Part of a data file:

____

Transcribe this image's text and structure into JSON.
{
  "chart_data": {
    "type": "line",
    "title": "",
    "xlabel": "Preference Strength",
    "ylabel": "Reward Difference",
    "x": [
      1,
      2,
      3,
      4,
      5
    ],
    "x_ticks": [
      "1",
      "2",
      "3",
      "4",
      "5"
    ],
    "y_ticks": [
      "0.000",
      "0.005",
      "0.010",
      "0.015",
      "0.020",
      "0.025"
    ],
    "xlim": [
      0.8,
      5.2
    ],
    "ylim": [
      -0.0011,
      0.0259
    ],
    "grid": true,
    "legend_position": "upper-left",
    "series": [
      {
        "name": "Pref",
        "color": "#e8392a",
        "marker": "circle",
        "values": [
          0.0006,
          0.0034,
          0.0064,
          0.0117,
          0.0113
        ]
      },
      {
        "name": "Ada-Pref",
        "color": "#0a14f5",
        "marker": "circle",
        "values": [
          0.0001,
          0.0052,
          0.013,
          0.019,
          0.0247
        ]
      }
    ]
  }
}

____

» **What needs to be done**: Reproduce the whole listing word for word.

» **Full answer**:
Transcribe this image's text and structure into JSON.
{
  "chart_data": {
    "type": "line",
    "title": "",
    "xlabel": "Preference Strength",
    "ylabel": "Reward Difference",
    "x": [
      1,
      2,
      3,
      4,
      5
    ],
    "x_ticks": [
      "1",
      "2",
      "3",
      "4",
      "5"
    ],
    "y_ticks": [
      "0.000",
      "0.005",
      "0.010",
      "0.015",
      "0.020",
      "0.025"
    ],
    "xlim": [
      0.8,
      5.2
    ],
    "ylim": [
      -0.0011,
      0.0259
    ],
    "grid": true,
    "legend_position": "upper-left",
    "series": [
      {
        "name": "Pref",
        "color": "#e8392a",
        "marker": "circle",
        "values": [
          0.0006,
          0.0034,
          0.0064,
          0.0117,
          0.0113
        ]
      },
      {
        "name": "Ada-Pref",
        "color": "#0a14f5",
        "marker": "circle",
        "values": [
          0.0001,
          0.0052,
          0.013,
          0.019,
          0.0247
        ]
      }
    ]
  }
}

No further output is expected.